-------- Recorded information

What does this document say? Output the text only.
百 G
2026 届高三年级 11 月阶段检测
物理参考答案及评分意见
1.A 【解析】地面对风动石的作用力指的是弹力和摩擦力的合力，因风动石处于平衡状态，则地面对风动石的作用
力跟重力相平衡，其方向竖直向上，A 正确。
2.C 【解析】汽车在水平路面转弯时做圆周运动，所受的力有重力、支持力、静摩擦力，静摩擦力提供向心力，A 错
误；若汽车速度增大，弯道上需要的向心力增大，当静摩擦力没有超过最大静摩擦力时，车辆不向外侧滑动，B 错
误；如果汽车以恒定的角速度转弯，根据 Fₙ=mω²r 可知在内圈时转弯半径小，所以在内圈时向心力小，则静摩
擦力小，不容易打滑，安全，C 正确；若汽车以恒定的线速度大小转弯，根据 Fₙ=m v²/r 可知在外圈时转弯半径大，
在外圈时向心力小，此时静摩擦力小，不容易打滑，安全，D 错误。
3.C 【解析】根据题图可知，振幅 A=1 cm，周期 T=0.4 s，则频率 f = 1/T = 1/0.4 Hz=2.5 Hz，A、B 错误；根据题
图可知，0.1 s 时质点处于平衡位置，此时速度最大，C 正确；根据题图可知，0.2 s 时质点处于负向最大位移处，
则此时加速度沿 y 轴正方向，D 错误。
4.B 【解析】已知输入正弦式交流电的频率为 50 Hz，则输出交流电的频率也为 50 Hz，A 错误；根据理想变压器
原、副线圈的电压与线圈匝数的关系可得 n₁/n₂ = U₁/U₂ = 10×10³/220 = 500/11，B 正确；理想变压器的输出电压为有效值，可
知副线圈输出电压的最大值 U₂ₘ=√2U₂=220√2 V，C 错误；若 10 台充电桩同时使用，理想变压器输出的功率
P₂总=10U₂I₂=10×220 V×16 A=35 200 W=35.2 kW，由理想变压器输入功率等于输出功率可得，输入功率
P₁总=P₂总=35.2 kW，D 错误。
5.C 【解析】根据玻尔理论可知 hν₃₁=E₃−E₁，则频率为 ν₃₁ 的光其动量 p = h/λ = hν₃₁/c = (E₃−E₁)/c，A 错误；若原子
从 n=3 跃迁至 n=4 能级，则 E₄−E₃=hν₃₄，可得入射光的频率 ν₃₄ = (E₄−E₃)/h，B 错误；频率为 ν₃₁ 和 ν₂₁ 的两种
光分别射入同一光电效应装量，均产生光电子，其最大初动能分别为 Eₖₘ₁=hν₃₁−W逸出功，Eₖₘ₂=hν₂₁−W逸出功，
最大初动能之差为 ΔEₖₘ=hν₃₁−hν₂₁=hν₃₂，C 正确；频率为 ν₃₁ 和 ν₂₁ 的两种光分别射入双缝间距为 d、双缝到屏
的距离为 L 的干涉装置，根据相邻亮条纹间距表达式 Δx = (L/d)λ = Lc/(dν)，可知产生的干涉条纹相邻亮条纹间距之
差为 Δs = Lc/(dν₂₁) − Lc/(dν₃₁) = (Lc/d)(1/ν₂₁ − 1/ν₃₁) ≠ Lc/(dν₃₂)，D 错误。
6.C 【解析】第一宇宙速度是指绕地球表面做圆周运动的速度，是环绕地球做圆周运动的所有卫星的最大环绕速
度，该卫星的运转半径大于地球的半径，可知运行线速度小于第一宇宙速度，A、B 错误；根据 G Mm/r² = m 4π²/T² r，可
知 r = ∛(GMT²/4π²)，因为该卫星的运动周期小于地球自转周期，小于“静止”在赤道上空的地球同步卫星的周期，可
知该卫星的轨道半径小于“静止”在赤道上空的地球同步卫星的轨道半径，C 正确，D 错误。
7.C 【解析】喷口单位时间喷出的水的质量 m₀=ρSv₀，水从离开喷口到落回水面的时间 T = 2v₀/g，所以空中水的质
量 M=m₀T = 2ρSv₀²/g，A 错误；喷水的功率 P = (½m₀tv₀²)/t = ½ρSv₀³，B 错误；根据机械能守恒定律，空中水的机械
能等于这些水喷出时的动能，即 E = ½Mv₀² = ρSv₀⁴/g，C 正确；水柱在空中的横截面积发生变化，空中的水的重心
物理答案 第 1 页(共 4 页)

----------------

● Your objective
Each entry above is to be set down again in exactly the same words.

● Problem solution
What does this document say? Output the text only.
百 G
2026 届高三年级 11 月阶段检测
物理参考答案及评分意见
1.A 【解析】地面对风动石的作用力指的是弹力和摩擦力的合力，因风动石处于平衡状态，则地面对风动石的作用
力跟重力相平衡，其方向竖直向上，A 正确。
2.C 【解析】汽车在水平路面转弯时做圆周运动，所受的力有重力、支持力、静摩擦力，静摩擦力提供向心力，A 错
误；若汽车速度增大，弯道上需要的向心力增大，当静摩擦力没有超过最大静摩擦力时，车辆不向外侧滑动，B 错
误；如果汽车以恒定的角速度转弯，根据 Fₙ=mω²r 可知在内圈时转弯半径小，所以在内圈时向心力小，则静摩
擦力小，不容易打滑，安全，C 正确；若汽车以恒定的线速度大小转弯，根据 Fₙ=m v²/r 可知在外圈时转弯半径大，
在外圈时向心力小，此时静摩擦力小，不容易打滑，安全，D 错误。
3.C 【解析】根据题图可知，振幅 A=1 cm，周期 T=0.4 s，则频率 f = 1/T = 1/0.4 Hz=2.5 Hz，A、B 错误；根据题
图可知，0.1 s 时质点处于平衡位置，此时速度最大，C 正确；根据题图可知，0.2 s 时质点处于负向最大位移处，
则此时加速度沿 y 轴正方向，D 错误。
4.B 【解析】已知输入正弦式交流电的频率为 50 Hz，则输出交流电的频率也为 50 Hz，A 错误；根据理想变压器
原、副线圈的电压与线圈匝数的关系可得 n₁/n₂ = U₁/U₂ = 10×10³/220 = 500/11，B 正确；理想变压器的输出电压为有效值，可
知副线圈输出电压的最大值 U₂ₘ=√2U₂=220√2 V，C 错误；若 10 台充电桩同时使用，理想变压器输出的功率
P₂总=10U₂I₂=10×220 V×16 A=35 200 W=35.2 kW，由理想变压器输入功率等于输出功率可得，输入功率
P₁总=P₂总=35.2 kW，D 错误。
5.C 【解析】根据玻尔理论可知 hν₃₁=E₃−E₁，则频率为 ν₃₁ 的光其动量 p = h/λ = hν₃₁/c = (E₃−E₁)/c，A 错误；若原子
从 n=3 跃迁至 n=4 能级，则 E₄−E₃=hν₃₄，可得入射光的频率 ν₃₄ = (E₄−E₃)/h，B 错误；频率为 ν₃₁ 和 ν₂₁ 的两种
光分别射入同一光电效应装量，均产生光电子，其最大初动能分别为 Eₖₘ₁=hν₃₁−W逸出功，Eₖₘ₂=hν₂₁−W逸出功，
最大初动能之差为 ΔEₖₘ=hν₃₁−hν₂₁=hν₃₂，C 正确；频率为 ν₃₁ 和 ν₂₁ 的两种光分别射入双缝间距为 d、双缝到屏
的距离为 L 的干涉装置，根据相邻亮条纹间距表达式 Δx = (L/d)λ = Lc/(dν)，可知产生的干涉条纹相邻亮条纹间距之
差为 Δs = Lc/(dν₂₁) − Lc/(dν₃₁) = (Lc/d)(1/ν₂₁ − 1/ν₃₁) ≠ Lc/(dν₃₂)，D 错误。
6.C 【解析】第一宇宙速度是指绕地球表面做圆周运动的速度，是环绕地球做圆周运动的所有卫星的最大环绕速
度，该卫星的运转半径大于地球的半径，可知运行线速度小于第一宇宙速度，A、B 错误；根据 G Mm/r² = m 4π²/T² r，可
知 r = ∛(GMT²/4π²)，因为该卫星的运动周期小于地球自转周期，小于“静止”在赤道上空的地球同步卫星的周期，可
知该卫星的轨道半径小于“静止”在赤道上空的地球同步卫星的轨道半径，C 正确，D 错误。
7.C 【解析】喷口单位时间喷出的水的质量 m₀=ρSv₀，水从离开喷口到落回水面的时间 T = 2v₀/g，所以空中水的质
量 M=m₀T = 2ρSv₀²/g，A 错误；喷水的功率 P = (½m₀tv₀²)/t = ½ρSv₀³，B 错误；根据机械能守恒定律，空中水的机械
能等于这些水喷出时的动能，即 E = ½Mv₀² = ρSv₀⁴/g，C 正确；水柱在空中的横截面积发生变化，空中的水的重心
物理答案 第 1 页(共 4 页)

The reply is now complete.